### Source data
# # # # #

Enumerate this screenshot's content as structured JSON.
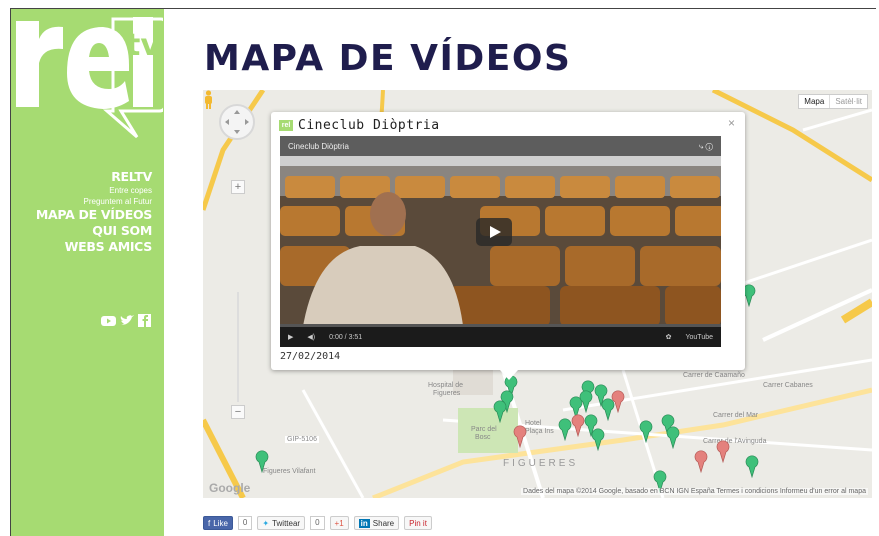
{
  "sidebar": {
    "logo_text": "rel",
    "logo_tv": "tv",
    "nav": [
      {
        "label": "RELTV",
        "size": "big"
      },
      {
        "label": "Entre copes",
        "size": "small"
      },
      {
        "label": "Preguntem al Futur",
        "size": "small"
      },
      {
        "label": "MAPA DE VÍDEOS",
        "size": "big"
      },
      {
        "label": "QUI SOM",
        "size": "big"
      },
      {
        "label": "WEBS AMICS",
        "size": "big"
      }
    ],
    "social_icons": [
      "youtube-icon",
      "twitter-icon",
      "facebook-icon"
    ]
  },
  "page": {
    "title": "MAPA DE VÍDEOS"
  },
  "map": {
    "type_controls": [
      "Mapa",
      "Satèl·lit"
    ],
    "streets": [
      "Hospital de",
      "Figueres",
      "Parc del",
      "Bosc",
      "Hotel",
      "Plaça Ins",
      "FIGUERES",
      "Figueres Vilafant",
      "GIP-5106",
      "Carrer Cabanes",
      "Carrer de Caamaño",
      "Carrer del Mar",
      "Carrer de l'Avinguda"
    ],
    "attribution": "Dades del mapa ©2014 Google, basado en BCN IGN España    Termes i condicions    Informeu d'un error al mapa",
    "google_logo": "Google",
    "popup": {
      "title": "Cineclub Diòptria",
      "video_title": "Cineclub Diòptria",
      "time": "0:00 / 3:51",
      "date": "27/02/2014",
      "close": "×",
      "watermark": "rel",
      "youtube": "YouTube"
    }
  },
  "share": {
    "like_label": "Like",
    "like_count": "0",
    "tweet_label": "Twittear",
    "tweet_count": "0",
    "gplus_label": "+1",
    "linkedin_label": "Share",
    "pin_label": "Pin it"
  },
  "colors": {
    "sidebar": "#a6db72",
    "title": "#1f1d4d",
    "marker_green": "#3fc07a",
    "marker_pink": "#e4817d"
  }
}
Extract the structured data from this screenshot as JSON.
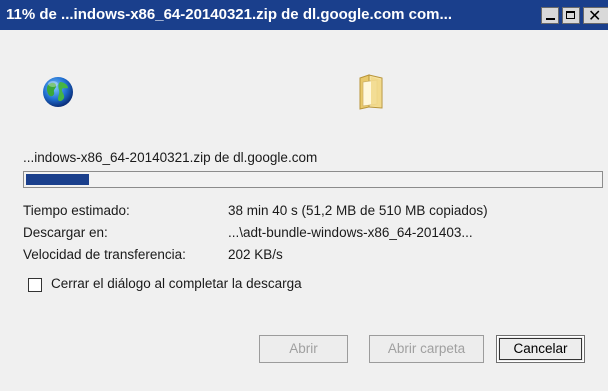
{
  "window": {
    "title": "11% de ...indows-x86_64-20140321.zip de dl.google.com com...",
    "close_glyph": "✕"
  },
  "icons": {
    "source": "globe-icon",
    "destination": "folder-icon"
  },
  "download": {
    "filename": "...indows-x86_64-20140321.zip de dl.google.com",
    "progress_fraction": 0.11,
    "accent_color": "#1a3f8c"
  },
  "details": {
    "time_label": "Tiempo estimado:",
    "time_value": "38 min 40 s (51,2 MB de 510 MB copiados)",
    "dest_label": "Descargar en:",
    "dest_value": "...\\adt-bundle-windows-x86_64-201403...",
    "speed_label": "Velocidad de transferencia:",
    "speed_value": "202 KB/s"
  },
  "options": {
    "close_on_complete_label": "Cerrar el diálogo al completar la descarga",
    "close_on_complete_checked": false
  },
  "buttons": {
    "open_label": "Abrir",
    "open_folder_label": "Abrir carpeta",
    "cancel_label": "Cancelar"
  }
}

# # # # #

### Directions
Select and copy every line of the listing with the word "Diòptria".

### Response for this exercise
      "title": "Cineclub Diòptria",
      "video_title": "Cineclub Diòptria",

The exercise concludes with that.